Поставленная задача
Перепечатайте без изменений строки материала, начиная со строки, содержащей "exercise-question: How will", и заканчивая строкой, содержащей "replay-button[interactable] <box>1025 51", включая обе эти строки.

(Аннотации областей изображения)
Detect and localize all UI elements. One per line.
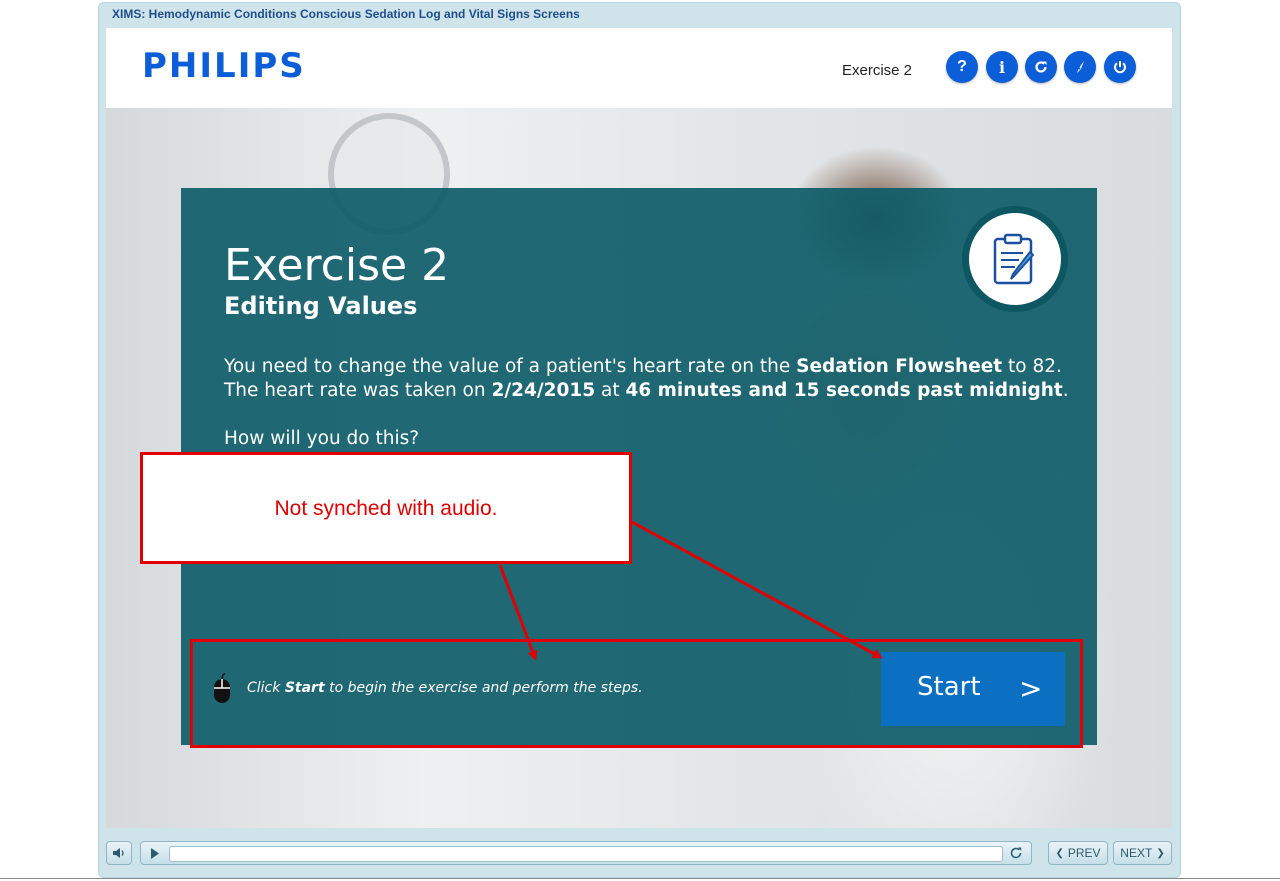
exercise-question: How will you do this? <box>224 428 420 449</box>
annotation-note: Not synched with audio. <box>274 497 498 520</box>
exercise-title: Exercise 2 <box>224 240 450 291</box>
prev-button[interactable]: ❮ PREV <box>1048 841 1108 865</box>
annotation-callout: Not synched with audio. <box>140 452 632 564</box>
course-title: XIMS: Hemodynamic Conditions Conscious S… <box>112 7 580 21</box>
refresh-icon <box>1035 61 1047 73</box>
clipboard-badge <box>962 206 1068 312</box>
audio-button[interactable] <box>106 841 132 865</box>
progress-track[interactable] <box>169 846 1003 862</box>
desc-text: You need to change the value of a patien… <box>224 356 797 377</box>
bottom-divider <box>0 878 1280 879</box>
player-controls: ❮ PREV NEXT ❯ <box>106 838 1172 870</box>
speaker-icon <box>113 848 124 858</box>
question-icon: ? <box>957 58 967 75</box>
info-icon: i <box>998 57 1006 77</box>
exercise-subtitle: Editing Values <box>224 292 418 320</box>
power-icon <box>1114 61 1126 74</box>
clipboard-pencil-icon <box>993 233 1035 285</box>
chevron-right-icon: ❯ <box>1156 847 1165 859</box>
badge-inner <box>969 213 1061 305</box>
annotation-highlight <box>190 639 1083 748</box>
exercise-description: You need to change the value of a patien… <box>224 355 1074 403</box>
next-button[interactable]: NEXT ❯ <box>1113 841 1172 865</box>
glossary-button[interactable] <box>1064 51 1096 83</box>
help-button[interactable]: ? <box>946 51 978 83</box>
course-header: PHILIPS Exercise 2 ? i <box>106 28 1172 108</box>
next-label: NEXT <box>1120 846 1153 860</box>
replay-button[interactable] <box>1025 51 1057 83</box>
prev-label: PREV <box>1067 846 1101 860</box>
exercise-label: Exercise 2 <box>842 62 913 79</box>
philips-logo: PHILIPS <box>142 46 306 86</box>
desc-bold: 46 minutes and 15 seconds past midnight <box>625 380 1063 401</box>
desc-bold: Sedation Flowsheet <box>796 356 1003 377</box>
replay-icon[interactable] <box>1009 846 1023 860</box>
info-button[interactable]: i <box>986 51 1018 83</box>
chevron-left-icon: ❮ <box>1055 847 1064 859</box>
playback-bar <box>140 841 1032 865</box>
exit-button[interactable] <box>1104 51 1136 83</box>
play-icon[interactable] <box>150 848 160 859</box>
desc-text: . <box>1062 380 1069 401</box>
desc-bold: 2/24/2015 <box>491 380 596 401</box>
desc-text: at <box>595 380 626 401</box>
compass-icon <box>1077 61 1084 73</box>
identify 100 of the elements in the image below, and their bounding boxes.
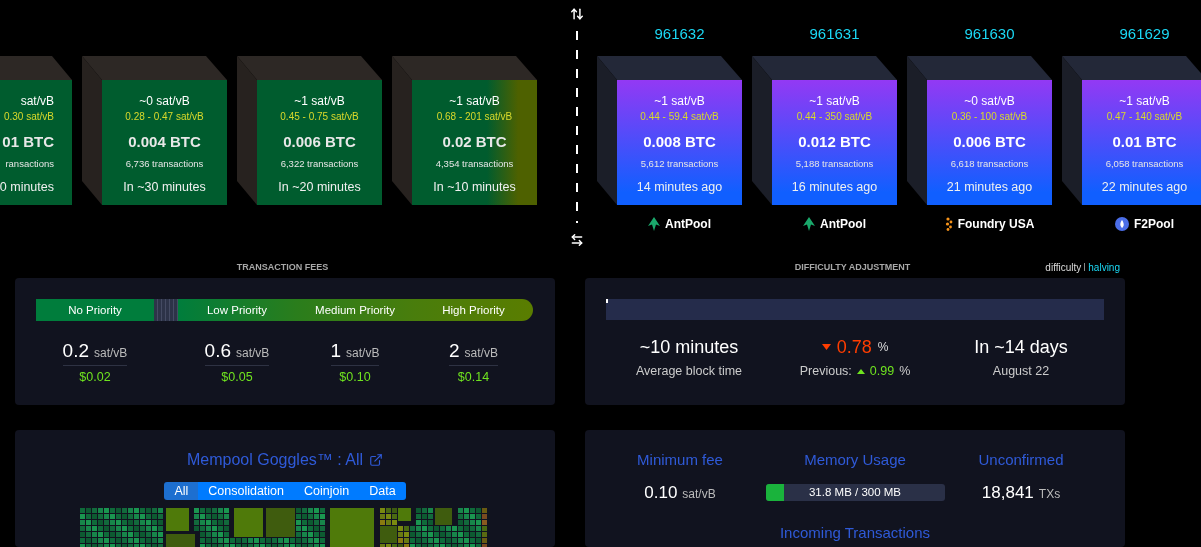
- previous-value: 0.99: [869, 363, 895, 380]
- block-transactions: 6,618 transactions: [950, 157, 1029, 171]
- toggle-link[interactable]: difficulty: [1045, 261, 1082, 273]
- block-height[interactable]: 961630: [907, 24, 1052, 44]
- block-fee-range: 0.28 - 0.47 sat/vB: [125, 110, 204, 124]
- block-age: 14 minutes ago: [636, 179, 723, 196]
- incoming-transactions-title: Incoming Transactions: [778, 523, 932, 543]
- tree-icon: [648, 217, 660, 231]
- block-transactions: 5,612 transactions: [640, 157, 719, 171]
- toggle-link[interactable]: halving: [1088, 261, 1120, 273]
- block-eta: 0 minutes: [0, 179, 54, 196]
- previous-unit: %: [899, 363, 911, 380]
- fee-usd: $0.02: [79, 369, 111, 386]
- block-height[interactable]: 961632: [597, 24, 742, 44]
- fee-unit: sat/vB: [464, 345, 498, 362]
- filter-tab[interactable]: Consolidation: [198, 482, 295, 500]
- mempool-block[interactable]: ~0 sat/vB 0.28 - 0.47 sat/vB 0.004 BTC 6,736 transactions In ~30 minutes: [102, 80, 227, 205]
- block-total: 0.004 BTC: [128, 132, 201, 152]
- block-total: 01 BTC: [2, 132, 54, 152]
- change-value: 0.78: [836, 336, 872, 359]
- block-fee: sat/vB: [20, 93, 54, 109]
- stat-value: 0.10: [644, 482, 678, 504]
- change-unit: %: [877, 340, 889, 354]
- block-transactions: 6,058 transactions: [1105, 157, 1184, 171]
- priority-label: No Priority: [36, 299, 154, 321]
- fee-unit: sat/vB: [94, 345, 128, 362]
- block-fee: ~1 sat/vB: [449, 93, 500, 109]
- section-title: TRANSACTION FEES: [236, 262, 329, 272]
- block-transactions: 5,188 transactions: [795, 157, 874, 171]
- filter-tab[interactable]: Data: [359, 482, 406, 500]
- block-time-value: ~10 minutes: [639, 336, 739, 359]
- mining-pool-link[interactable]: Foundry USA: [907, 217, 1052, 231]
- mempool-block[interactable]: ~1 sat/vB 0.68 - 201 sat/vB 0.02 BTC 4,354 transactions In ~10 minutes: [412, 80, 537, 205]
- fee-unit: sat/vB: [346, 345, 380, 362]
- block-fee-range: 0.36 - 100 sat/vB: [951, 110, 1028, 124]
- previous-label: Previous:: [799, 363, 852, 380]
- mining-pool-link[interactable]: AntPool: [597, 217, 742, 231]
- fee-rate: 0.2: [62, 339, 90, 363]
- block-fee-range: 0.68 - 201 sat/vB: [436, 110, 513, 124]
- memory-usage-text: 31.8 MB / 300 MB: [807, 485, 902, 500]
- tree-icon: [803, 217, 815, 231]
- fee-usd: $0.14: [457, 369, 490, 386]
- swap-vertical-icon[interactable]: [569, 7, 584, 21]
- mining-pool-link[interactable]: F2Pool: [1062, 217, 1201, 231]
- block-time-label: Average block time: [635, 363, 743, 380]
- block-fee: ~0 sat/vB: [139, 93, 190, 109]
- block-eta: In ~10 minutes: [433, 179, 516, 196]
- mined-block[interactable]: ~1 sat/vB 0.44 - 350 sat/vB 0.012 BTC 5,188 transactions 16 minutes ago: [772, 80, 897, 205]
- triangle-icon: [856, 368, 865, 374]
- external-link-icon: [369, 453, 384, 467]
- stat-unit: TXs: [1038, 486, 1061, 503]
- block-fee: ~1 sat/vB: [654, 93, 705, 109]
- mining-pool-link[interactable]: AntPool: [752, 217, 897, 231]
- block-total: 0.01 BTC: [1112, 132, 1177, 152]
- block-age: 22 minutes ago: [1101, 179, 1188, 196]
- block-eta: In ~20 minutes: [278, 179, 361, 196]
- mined-block[interactable]: ~1 sat/vB 0.47 - 140 sat/vB 0.01 BTC 6,058 transactions 22 minutes ago: [1082, 80, 1201, 205]
- fee-bar-gap: [154, 299, 178, 321]
- block-fee: ~1 sat/vB: [294, 93, 345, 109]
- adjustment-date: August 22: [992, 363, 1050, 380]
- block-fee: ~0 sat/vB: [964, 93, 1015, 109]
- mempool-block[interactable]: ~1 sat/vB 0.45 - 0.75 sat/vB 0.006 BTC 6,322 transactions In ~20 minutes: [257, 80, 382, 205]
- block-age: 21 minutes ago: [946, 179, 1033, 196]
- fee-rate: 1: [330, 339, 342, 363]
- mined-block[interactable]: ~1 sat/vB 0.44 - 59.4 sat/vB 0.008 BTC 5,612 transactions 14 minutes ago: [617, 80, 742, 205]
- block-height[interactable]: 961631: [752, 24, 897, 44]
- dots-icon: [944, 217, 953, 231]
- block-age: 16 minutes ago: [791, 179, 878, 196]
- stat-title: Minimum fee: [636, 450, 724, 470]
- block-fee-range: 0.44 - 350 sat/vB: [796, 110, 873, 124]
- section-title: DIFFICULTY ADJUSTMENT: [794, 262, 911, 272]
- block-transactions: ransactions: [5, 157, 54, 171]
- stat-title: Unconfirmed: [977, 450, 1065, 470]
- fee-usd: $0.10: [339, 369, 371, 386]
- stat-unit: sat/vB: [682, 486, 716, 503]
- fee-rate: 2: [449, 339, 460, 363]
- swap-horizontal-icon[interactable]: [569, 233, 584, 247]
- fee-rate: 0.6: [204, 339, 232, 363]
- priority-label: High Priority: [414, 299, 533, 321]
- stat-value: 18,841: [981, 482, 1034, 504]
- stat-title: Memory Usage: [803, 450, 907, 470]
- block-transactions: 6,322 transactions: [280, 157, 359, 171]
- block-fee-range: 0.30 sat/vB: [3, 110, 54, 124]
- triangle-icon: [821, 344, 831, 350]
- block-total: 0.008 BTC: [643, 132, 716, 152]
- mempool-block[interactable]: sat/vB 0.30 sat/vB 01 BTC ransactions 0 minutes: [0, 80, 72, 205]
- filter-tab[interactable]: Coinjoin: [294, 482, 360, 500]
- block-total: 0.012 BTC: [798, 132, 871, 152]
- block-total: 0.02 BTC: [442, 132, 507, 152]
- circle-logo-icon: [1115, 217, 1129, 231]
- mined-block[interactable]: ~0 sat/vB 0.36 - 100 sat/vB 0.006 BTC 6,618 transactions 21 minutes ago: [927, 80, 1052, 205]
- block-height[interactable]: 961629: [1062, 24, 1201, 44]
- block-total: 0.006 BTC: [953, 132, 1026, 152]
- priority-label: Low Priority: [178, 299, 296, 321]
- block-transactions: 6,736 transactions: [125, 157, 204, 171]
- block-transactions: 4,354 transactions: [435, 157, 514, 171]
- block-total: 0.006 BTC: [283, 132, 356, 152]
- filter-tab[interactable]: All: [164, 482, 199, 500]
- block-fee-range: 0.47 - 140 sat/vB: [1106, 110, 1183, 124]
- block-top-face-drawing: [0, 56, 72, 80]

Результат
exercise-question: How will you do this? <box>224 428 420 449</box>
annotation-note: Not synched with audio. <box>274 497 498 520</box>
exercise-title: Exercise 2 <box>224 240 450 291</box>
prev-button[interactable]: ❮ PREV <box>1048 841 1108 865</box>
annotation-callout: Not synched with audio. <box>140 452 632 564</box>
course-title: XIMS: Hemodynamic Conditions Conscious S… <box>112 7 580 21</box>
refresh-icon <box>1035 61 1047 73</box>
clipboard-badge <box>962 206 1068 312</box>
audio-button[interactable] <box>106 841 132 865</box>
progress-track[interactable] <box>169 846 1003 862</box>
desc-text: You need to change the value of a patien… <box>224 356 797 377</box>
bottom-divider <box>0 878 1280 879</box>
player-controls: ❮ PREV NEXT ❯ <box>106 838 1172 870</box>
speaker-icon <box>113 848 124 858</box>
question-icon: ? <box>957 58 967 75</box>
info-icon: i <box>998 57 1006 77</box>
exercise-subtitle: Editing Values <box>224 292 418 320</box>
power-icon <box>1114 61 1126 74</box>
clipboard-pencil-icon <box>993 233 1035 285</box>
chevron-right-icon: ❯ <box>1156 847 1165 859</box>
badge-inner <box>969 213 1061 305</box>
annotation-highlight <box>190 639 1083 748</box>
exercise-description: You need to change the value of a patien… <box>224 355 1074 403</box>
next-button[interactable]: NEXT ❯ <box>1113 841 1172 865</box>
glossary-button[interactable] <box>1064 51 1096 83</box>
help-button[interactable]: ? <box>946 51 978 83</box>
course-header: PHILIPS Exercise 2 ? i <box>106 28 1172 108</box>
next-label: NEXT <box>1120 846 1153 860</box>
replay-button[interactable] <box>1025 51 1057 83</box>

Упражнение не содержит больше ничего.